_WHAT IS ASKED_:
Filter the data for lines with the word "chevron", then copy every line so identified.

◇ ◇ ◇ ◇ ◇

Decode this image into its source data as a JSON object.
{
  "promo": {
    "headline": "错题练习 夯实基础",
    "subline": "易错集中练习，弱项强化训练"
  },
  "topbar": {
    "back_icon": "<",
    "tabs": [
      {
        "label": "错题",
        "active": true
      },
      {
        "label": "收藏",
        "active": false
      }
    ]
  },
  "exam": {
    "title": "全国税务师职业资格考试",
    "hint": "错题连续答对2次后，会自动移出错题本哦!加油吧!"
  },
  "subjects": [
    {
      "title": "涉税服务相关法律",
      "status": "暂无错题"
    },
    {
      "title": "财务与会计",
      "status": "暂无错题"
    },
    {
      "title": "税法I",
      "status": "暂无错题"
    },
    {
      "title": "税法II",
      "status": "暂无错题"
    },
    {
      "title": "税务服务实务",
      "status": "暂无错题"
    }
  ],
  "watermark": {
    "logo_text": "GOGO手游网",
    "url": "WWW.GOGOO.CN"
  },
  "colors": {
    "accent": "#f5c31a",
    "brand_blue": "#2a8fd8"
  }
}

◇ ◇ ◇ ◇ ◇

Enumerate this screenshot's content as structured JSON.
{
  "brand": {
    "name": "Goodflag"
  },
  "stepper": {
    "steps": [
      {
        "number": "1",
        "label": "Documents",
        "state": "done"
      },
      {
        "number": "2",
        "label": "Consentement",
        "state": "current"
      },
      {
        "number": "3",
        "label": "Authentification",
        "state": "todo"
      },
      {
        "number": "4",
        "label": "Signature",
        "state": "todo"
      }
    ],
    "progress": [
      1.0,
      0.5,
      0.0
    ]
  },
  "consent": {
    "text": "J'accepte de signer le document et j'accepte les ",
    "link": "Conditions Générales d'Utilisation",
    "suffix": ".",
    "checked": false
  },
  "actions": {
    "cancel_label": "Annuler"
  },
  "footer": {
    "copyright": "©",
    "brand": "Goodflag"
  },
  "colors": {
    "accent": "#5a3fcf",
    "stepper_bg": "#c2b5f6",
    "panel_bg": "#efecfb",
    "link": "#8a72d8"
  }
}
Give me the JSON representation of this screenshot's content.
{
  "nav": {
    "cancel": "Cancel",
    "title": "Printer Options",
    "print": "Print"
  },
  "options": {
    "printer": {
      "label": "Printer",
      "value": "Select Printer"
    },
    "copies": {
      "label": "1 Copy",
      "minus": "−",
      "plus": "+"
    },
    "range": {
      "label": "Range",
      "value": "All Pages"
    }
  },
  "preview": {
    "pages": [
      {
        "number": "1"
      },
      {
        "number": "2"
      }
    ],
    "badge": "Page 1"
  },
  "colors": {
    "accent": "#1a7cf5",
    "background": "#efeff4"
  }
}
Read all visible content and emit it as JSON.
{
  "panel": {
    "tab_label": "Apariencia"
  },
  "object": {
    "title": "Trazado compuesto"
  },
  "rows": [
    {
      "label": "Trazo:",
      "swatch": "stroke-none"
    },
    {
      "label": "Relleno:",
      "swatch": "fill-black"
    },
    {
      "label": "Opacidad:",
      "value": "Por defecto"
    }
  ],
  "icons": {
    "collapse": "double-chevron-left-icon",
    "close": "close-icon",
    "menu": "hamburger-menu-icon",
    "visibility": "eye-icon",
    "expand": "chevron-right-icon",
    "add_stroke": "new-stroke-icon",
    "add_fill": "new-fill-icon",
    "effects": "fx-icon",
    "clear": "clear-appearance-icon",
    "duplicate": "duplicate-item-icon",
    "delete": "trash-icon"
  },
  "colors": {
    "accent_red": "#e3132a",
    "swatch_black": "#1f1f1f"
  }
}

◇ ◇ ◇ ◇ ◇

_CORRECT RESPONSE_:
    "collapse": "double-chevron-left-icon",
    "expand": "chevron-right-icon",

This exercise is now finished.